» **SOURCE DOCUMENT**
::::::::
You may know that I'm not really a fan of model locos so having a few cylinder castings for them I decided the best thing to do was to chop them up :mischief:

The round but was cleaned up to form the main cylinder

Then a 2mm diameter grooving tool was used to add some shape to the outside

Followed by a form tool and a little file work to produce the decorative beads.

Finally a flat was machined to give a mating surface for the port block to be silver soldered to, the ends were left round as they project slightly beyond the port block.

The other piece of bronze cut off from the cylinder casting was cleaned up into a rectangular shape and a M6 hole tapped for the pivot rod.

Two recesses were cut in the ends to take the bits that were left round on the cylinder part

While the boring head was in the mill the two sides of the block were given their concave shape.

Lastly the M6 hole was used to hold the work to round the top and bottom to 30mm radius.

[JasonBModerator @jasonb]

The two parts of the cylinder were then silver soldered together

After half an hour in the pickle steam passages were drilled down vertically from each end and a "D" shaped recess milled so that the steam/air could get to the end of the bore once the cylinder covers were in place.

Two holes were then drilled into the port face to link up with the ones from the ends of the cylinder.

The cylnder covers were quite straight forward turnings from cast iron bar, here the spigot on the bottom one has been recessed to clear the nut retaining the piston onto it's rod.

And this shows the typical long neck on the other cover that guides the piston rod being threaded M10 x 1 for a gland nut.

The piston, rod and big end were all simple parts like I have shown before so no pics this time.

A piece of Yew was cut from a trunk I planked a few years ago and have had seasoning that came from a friend of my fathers was mounted onto a screw chuck held in the lathe chuck and roughed out with a CCGT insert.
::::::::
» **DATA LINES**
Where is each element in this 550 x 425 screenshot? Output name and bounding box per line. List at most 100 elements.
::::::::
» **DIRECTIVE**
Write what comes next in the forum post about turning model loco cylinder castings into a new cylinder, picking up after its final sentence about the yew.

» **FINAL RESULT**
Then shaped with traditional wood turning tools and then given a couple of coats of Melamine lacquer.

[Ron LadenParticipant @ronladen17547]

Nice work Jason as usual, I noted that the bottom cylinder cover has a recessed spigot to allow for the piston retaining nut. I wondered is the piston threaded and then the nut acting as a lock nut or is the piston rod plain but with a shoulder and the nut pulling the piston onto a shoulder.

[JasonBModerator @jasonb]

Ron, I usuallt reduce the piston end of the rod and thread for about 2/3rds the length of the spigot. I this case the end of the 5mm dia rod was reduced to 4mm for a length of 11mm and 7mm of that threaded M4. The piston is drille dpart way 4mm and the remainder threaded M4. I usually also counterbore the piston to take part of the nut

When put together the rod is screwed into the piston and the unthreded length helps keep things concentric, the nut locks the two together.

[Ron LadenParticipant @ronladen17547]

That's neat Jason I can see how it keeps the piston/rod true, if threaded only and fitted dry do the pistons tend to unscrew in running.

[JasonBModerator @jasonb]

I suppose there is a chance of them coming off in that case.

EDIT Just realised I had not put up the photos of the completed engine

Edited By JasonB on 07/06/2020 10:19:49

[PatJParticipant @patj87806]

Great work.

It looks fantastic, as do all your engines.

I have admired that engine for a long time.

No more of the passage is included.